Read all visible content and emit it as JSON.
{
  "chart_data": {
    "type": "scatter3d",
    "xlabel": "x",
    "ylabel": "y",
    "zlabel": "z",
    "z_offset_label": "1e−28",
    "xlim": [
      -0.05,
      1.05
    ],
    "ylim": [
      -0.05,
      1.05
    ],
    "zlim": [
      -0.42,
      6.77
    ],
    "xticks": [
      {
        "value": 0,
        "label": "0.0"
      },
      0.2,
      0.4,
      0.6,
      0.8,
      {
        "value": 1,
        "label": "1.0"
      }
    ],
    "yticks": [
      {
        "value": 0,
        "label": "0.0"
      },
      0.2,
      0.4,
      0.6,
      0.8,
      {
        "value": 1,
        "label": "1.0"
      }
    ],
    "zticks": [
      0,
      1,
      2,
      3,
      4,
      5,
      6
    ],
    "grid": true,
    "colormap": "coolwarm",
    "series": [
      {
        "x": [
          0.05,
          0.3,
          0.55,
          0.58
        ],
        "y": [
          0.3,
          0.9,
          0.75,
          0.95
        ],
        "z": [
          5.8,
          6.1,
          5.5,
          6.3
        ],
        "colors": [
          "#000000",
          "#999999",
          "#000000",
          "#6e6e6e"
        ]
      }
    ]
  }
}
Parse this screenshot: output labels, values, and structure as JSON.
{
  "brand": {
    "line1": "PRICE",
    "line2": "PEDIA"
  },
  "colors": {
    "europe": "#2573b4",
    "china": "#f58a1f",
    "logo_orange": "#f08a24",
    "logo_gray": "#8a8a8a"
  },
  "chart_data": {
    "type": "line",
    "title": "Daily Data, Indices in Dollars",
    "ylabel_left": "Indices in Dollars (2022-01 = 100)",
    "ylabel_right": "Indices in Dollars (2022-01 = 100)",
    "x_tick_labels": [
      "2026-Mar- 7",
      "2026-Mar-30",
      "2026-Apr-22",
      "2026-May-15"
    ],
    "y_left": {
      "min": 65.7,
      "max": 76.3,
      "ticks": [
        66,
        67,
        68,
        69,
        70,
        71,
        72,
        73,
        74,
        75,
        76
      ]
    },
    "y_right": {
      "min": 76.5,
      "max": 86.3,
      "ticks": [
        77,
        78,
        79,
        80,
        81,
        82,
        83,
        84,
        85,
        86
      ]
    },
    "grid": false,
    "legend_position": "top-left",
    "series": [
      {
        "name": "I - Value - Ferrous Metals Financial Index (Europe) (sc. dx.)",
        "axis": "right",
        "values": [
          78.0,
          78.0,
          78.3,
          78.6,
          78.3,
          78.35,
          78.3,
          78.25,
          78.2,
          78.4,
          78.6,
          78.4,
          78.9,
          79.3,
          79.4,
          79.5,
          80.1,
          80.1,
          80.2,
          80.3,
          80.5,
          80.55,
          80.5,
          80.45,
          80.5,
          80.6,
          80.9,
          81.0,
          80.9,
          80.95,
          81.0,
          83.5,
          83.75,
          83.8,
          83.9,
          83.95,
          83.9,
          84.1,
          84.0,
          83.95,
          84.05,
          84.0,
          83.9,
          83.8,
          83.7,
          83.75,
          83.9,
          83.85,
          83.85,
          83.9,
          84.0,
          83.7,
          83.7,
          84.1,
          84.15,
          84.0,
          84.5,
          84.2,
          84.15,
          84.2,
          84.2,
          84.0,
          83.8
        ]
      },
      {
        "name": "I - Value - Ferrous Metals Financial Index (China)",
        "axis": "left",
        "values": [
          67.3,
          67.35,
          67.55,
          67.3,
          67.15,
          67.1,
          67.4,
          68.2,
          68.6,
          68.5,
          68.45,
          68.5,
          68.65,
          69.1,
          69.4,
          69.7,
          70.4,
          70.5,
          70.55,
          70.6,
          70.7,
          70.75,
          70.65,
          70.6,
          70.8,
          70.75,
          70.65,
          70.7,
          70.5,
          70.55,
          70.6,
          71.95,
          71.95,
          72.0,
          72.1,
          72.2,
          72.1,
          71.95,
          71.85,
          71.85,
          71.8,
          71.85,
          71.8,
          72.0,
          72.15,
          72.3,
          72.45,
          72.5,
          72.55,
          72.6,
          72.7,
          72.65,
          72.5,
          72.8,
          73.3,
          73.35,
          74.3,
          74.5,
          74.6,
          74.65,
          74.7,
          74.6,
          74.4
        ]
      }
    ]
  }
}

Goal:
Report how many lines hold the string "Ferrous", giving the number and nothing else.

The completed task:
2